*Brief:* Select the lines that contain "CRESCENT" and copy each of them.

(Figure data in JSON)
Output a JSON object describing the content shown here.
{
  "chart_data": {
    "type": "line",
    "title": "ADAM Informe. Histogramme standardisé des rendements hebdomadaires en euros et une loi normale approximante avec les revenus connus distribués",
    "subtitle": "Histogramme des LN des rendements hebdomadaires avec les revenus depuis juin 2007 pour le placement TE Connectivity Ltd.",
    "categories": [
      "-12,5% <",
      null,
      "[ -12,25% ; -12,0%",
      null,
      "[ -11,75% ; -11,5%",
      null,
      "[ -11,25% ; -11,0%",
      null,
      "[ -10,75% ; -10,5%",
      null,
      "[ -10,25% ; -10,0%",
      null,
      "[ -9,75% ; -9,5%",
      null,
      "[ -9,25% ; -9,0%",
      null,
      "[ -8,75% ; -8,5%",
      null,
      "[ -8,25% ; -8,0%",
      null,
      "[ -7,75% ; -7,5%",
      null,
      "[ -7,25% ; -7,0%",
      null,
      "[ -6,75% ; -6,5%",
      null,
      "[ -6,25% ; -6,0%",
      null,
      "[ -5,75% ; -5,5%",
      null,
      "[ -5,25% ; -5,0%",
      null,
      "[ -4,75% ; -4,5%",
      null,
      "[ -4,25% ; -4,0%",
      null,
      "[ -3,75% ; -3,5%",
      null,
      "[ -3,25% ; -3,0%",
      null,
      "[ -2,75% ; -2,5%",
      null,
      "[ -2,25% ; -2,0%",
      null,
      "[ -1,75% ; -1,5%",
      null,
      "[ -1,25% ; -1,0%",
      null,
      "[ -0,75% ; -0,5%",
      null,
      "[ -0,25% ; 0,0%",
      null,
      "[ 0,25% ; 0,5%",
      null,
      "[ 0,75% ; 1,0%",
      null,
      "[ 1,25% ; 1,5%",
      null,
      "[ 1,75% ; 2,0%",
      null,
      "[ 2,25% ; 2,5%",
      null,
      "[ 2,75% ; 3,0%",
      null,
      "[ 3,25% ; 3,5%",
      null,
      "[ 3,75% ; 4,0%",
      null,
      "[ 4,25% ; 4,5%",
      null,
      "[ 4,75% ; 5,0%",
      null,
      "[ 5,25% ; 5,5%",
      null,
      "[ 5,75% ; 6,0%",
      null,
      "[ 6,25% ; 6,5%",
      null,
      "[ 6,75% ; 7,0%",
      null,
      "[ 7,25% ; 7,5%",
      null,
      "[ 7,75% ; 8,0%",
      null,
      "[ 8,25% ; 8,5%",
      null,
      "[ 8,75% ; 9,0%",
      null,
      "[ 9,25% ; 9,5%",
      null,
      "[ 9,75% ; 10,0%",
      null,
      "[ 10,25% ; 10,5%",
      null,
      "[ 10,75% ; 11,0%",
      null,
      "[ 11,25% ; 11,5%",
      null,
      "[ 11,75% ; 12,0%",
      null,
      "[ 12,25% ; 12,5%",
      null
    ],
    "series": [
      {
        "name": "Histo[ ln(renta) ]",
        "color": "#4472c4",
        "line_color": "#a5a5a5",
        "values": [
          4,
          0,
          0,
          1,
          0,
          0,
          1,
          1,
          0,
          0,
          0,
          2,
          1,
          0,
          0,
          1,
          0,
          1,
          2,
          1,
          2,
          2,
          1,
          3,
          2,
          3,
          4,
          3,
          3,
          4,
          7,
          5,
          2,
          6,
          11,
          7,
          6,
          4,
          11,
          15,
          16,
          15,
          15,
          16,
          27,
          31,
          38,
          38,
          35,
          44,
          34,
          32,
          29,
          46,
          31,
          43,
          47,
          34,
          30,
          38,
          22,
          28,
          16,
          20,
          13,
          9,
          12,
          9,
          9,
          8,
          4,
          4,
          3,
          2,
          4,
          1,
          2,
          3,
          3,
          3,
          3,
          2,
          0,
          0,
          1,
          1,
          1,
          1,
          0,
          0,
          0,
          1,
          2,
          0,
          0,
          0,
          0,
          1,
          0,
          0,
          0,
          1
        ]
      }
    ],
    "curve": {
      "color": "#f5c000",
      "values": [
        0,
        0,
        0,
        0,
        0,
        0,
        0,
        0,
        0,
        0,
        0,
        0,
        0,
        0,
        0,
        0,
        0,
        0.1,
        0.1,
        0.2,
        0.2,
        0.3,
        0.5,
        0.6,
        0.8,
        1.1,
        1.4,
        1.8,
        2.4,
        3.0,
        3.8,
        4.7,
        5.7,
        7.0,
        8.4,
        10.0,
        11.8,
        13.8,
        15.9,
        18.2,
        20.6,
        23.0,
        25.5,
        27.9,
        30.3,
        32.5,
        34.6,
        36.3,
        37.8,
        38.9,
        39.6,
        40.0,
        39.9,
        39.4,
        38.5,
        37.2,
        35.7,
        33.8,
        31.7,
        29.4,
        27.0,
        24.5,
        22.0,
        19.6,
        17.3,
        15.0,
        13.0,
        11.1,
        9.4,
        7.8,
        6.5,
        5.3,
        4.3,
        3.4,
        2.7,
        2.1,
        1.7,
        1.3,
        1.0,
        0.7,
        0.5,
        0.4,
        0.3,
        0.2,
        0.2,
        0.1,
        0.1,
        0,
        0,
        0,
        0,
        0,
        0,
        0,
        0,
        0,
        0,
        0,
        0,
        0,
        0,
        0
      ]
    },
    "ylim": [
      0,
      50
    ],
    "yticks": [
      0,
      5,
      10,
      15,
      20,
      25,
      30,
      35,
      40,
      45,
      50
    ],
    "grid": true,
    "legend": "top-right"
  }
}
---
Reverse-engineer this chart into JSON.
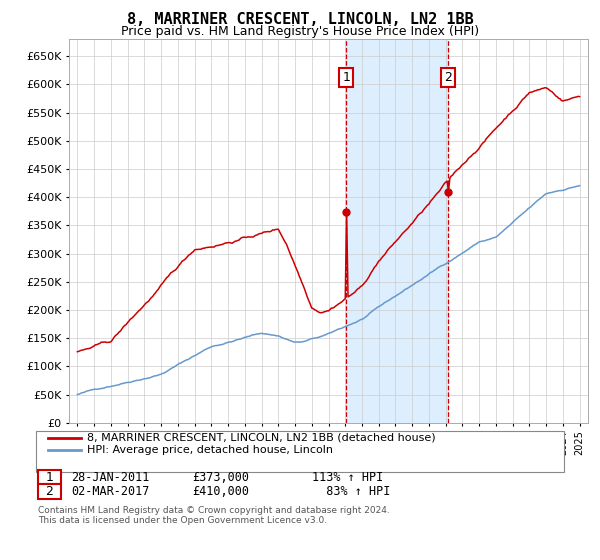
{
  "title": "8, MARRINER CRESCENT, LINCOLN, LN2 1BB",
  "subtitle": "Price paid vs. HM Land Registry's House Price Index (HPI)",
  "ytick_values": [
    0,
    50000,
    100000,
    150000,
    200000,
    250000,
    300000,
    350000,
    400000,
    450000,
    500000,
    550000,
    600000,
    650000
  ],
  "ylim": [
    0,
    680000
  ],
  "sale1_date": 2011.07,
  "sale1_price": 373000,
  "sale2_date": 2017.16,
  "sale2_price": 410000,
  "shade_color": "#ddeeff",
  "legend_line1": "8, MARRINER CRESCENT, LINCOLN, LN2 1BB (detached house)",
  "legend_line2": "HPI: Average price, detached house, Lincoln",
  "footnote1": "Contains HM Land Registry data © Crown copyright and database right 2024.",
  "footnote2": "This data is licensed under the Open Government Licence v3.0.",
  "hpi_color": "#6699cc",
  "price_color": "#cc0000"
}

*Output for this task:*
  "title": "8, MARRINER CRESCENT, LINCOLN, LN2 1BB",
  "legend_line1": "8, MARRINER CRESCENT, LINCOLN, LN2 1BB (detached house)",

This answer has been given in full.